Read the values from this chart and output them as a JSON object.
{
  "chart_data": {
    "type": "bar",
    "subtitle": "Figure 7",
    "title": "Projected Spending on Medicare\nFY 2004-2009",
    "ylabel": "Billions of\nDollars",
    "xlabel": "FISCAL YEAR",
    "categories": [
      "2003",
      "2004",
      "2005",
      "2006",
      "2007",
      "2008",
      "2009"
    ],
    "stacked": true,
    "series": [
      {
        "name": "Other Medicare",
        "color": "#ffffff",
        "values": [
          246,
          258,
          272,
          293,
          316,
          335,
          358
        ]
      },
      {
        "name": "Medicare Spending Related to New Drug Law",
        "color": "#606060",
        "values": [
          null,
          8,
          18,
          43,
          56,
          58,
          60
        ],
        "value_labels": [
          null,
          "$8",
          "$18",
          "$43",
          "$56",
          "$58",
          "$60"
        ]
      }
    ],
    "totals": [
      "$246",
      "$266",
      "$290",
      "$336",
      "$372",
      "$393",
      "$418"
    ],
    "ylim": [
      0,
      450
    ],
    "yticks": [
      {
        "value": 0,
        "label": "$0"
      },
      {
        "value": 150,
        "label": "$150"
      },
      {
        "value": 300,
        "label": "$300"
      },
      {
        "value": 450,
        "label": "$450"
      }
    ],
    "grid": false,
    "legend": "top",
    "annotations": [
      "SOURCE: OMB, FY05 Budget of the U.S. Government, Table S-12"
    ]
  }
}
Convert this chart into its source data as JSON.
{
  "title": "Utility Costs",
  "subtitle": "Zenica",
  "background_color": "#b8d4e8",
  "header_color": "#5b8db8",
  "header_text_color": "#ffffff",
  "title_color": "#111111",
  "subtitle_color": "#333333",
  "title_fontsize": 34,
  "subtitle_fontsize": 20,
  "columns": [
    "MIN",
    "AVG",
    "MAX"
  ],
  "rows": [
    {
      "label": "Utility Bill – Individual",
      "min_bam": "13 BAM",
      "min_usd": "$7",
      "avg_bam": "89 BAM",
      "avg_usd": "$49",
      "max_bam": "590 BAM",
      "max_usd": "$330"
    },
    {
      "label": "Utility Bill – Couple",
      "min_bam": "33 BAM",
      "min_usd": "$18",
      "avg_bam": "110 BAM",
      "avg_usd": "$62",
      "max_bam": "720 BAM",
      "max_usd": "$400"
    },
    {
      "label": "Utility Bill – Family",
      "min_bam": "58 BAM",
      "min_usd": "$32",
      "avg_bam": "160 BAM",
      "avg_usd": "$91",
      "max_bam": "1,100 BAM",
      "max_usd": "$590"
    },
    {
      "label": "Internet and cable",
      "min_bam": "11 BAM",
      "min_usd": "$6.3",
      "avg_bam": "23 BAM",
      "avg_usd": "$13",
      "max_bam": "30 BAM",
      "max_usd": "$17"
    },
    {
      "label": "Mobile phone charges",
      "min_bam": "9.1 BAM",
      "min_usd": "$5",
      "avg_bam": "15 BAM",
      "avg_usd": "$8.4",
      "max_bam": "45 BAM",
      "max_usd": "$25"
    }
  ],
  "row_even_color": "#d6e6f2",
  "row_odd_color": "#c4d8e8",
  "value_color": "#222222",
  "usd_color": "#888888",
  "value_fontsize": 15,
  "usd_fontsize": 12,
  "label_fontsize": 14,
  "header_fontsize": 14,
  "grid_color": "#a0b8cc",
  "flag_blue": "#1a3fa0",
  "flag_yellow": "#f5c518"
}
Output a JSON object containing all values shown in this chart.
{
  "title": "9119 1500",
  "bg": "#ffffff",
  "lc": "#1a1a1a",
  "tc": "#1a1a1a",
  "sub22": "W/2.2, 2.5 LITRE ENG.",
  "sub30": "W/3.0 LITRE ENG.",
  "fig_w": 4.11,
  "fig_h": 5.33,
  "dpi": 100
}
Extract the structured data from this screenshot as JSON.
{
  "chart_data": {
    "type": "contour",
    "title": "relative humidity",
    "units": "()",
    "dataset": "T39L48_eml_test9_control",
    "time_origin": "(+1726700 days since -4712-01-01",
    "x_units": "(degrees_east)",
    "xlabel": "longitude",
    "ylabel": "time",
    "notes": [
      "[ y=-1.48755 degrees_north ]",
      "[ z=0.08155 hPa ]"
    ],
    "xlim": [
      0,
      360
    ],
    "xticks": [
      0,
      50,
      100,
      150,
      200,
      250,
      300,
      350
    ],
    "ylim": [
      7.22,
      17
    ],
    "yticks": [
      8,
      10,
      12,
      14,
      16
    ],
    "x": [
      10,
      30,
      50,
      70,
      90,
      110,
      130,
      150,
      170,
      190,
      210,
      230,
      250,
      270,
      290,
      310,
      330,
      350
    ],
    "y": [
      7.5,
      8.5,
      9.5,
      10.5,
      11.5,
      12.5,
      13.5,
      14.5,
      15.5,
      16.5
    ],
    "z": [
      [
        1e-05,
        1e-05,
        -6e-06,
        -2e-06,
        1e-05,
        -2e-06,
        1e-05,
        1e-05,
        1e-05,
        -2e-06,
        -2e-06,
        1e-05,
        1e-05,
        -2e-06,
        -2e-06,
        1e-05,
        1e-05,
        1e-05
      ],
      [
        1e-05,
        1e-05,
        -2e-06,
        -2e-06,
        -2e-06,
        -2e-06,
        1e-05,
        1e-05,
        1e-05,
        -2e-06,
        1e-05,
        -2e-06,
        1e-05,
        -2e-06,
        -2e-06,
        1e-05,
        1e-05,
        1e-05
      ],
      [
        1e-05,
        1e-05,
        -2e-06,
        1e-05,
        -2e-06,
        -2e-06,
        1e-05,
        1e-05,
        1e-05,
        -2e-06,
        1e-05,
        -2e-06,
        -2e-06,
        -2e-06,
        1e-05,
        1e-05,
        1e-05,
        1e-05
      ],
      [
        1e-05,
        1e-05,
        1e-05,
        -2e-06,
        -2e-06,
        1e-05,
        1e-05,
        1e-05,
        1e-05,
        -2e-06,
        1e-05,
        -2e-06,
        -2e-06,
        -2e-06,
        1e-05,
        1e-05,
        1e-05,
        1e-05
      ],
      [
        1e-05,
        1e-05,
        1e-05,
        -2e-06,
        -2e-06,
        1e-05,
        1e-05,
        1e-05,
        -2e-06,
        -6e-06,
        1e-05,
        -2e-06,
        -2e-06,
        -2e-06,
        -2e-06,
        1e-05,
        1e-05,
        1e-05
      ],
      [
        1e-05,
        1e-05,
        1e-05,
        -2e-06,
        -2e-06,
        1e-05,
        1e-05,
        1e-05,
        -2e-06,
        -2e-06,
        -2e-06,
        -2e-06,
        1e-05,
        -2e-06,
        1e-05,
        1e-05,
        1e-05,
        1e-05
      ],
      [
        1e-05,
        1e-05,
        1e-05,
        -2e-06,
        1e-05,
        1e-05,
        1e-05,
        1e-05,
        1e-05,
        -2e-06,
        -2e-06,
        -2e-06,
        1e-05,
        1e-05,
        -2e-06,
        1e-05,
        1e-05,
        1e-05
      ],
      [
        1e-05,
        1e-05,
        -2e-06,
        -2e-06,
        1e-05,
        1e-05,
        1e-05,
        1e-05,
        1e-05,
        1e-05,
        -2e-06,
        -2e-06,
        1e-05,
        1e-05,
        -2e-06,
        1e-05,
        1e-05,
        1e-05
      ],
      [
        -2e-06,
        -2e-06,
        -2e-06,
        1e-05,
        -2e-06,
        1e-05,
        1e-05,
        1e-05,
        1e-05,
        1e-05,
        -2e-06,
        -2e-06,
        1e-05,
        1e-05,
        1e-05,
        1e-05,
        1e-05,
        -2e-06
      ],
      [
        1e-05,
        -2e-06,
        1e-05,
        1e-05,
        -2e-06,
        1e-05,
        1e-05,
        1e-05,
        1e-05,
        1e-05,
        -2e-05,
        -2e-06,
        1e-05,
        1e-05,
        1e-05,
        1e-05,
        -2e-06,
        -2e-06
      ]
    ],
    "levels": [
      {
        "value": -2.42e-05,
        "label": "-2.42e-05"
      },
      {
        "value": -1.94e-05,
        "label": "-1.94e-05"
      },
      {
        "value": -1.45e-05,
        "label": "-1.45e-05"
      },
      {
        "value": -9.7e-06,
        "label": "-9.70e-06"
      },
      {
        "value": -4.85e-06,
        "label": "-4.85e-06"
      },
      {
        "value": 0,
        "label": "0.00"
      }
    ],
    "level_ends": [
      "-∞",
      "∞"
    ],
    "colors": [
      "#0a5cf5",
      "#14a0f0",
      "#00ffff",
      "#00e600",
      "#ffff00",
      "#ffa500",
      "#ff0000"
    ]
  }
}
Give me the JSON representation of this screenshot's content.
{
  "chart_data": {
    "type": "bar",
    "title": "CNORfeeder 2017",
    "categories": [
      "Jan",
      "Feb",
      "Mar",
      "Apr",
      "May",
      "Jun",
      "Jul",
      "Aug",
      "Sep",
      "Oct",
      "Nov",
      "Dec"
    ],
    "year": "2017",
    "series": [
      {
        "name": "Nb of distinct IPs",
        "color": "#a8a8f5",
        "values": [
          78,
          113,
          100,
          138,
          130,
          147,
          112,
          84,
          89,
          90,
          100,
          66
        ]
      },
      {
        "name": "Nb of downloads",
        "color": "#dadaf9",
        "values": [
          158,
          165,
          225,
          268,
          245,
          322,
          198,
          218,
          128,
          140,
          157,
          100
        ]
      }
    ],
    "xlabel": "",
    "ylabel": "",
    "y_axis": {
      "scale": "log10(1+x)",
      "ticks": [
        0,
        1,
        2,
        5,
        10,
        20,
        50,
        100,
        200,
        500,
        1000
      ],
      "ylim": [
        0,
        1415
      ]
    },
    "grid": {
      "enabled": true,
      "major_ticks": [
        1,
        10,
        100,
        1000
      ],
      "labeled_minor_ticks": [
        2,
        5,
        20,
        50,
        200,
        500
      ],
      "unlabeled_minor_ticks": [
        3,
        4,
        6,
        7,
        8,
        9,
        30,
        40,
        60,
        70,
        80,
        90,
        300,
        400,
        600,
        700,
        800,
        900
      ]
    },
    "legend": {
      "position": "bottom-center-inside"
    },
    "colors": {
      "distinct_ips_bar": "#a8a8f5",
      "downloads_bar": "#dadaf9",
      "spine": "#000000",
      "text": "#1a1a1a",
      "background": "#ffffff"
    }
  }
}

Job
Select the lines in this material that hold the word "Utility", leaving none out.

Task answer
  "title": "Utility Costs",
      "label": "Utility Bill – Individual",
      "label": "Utility Bill – Couple",
      "label": "Utility Bill – Family",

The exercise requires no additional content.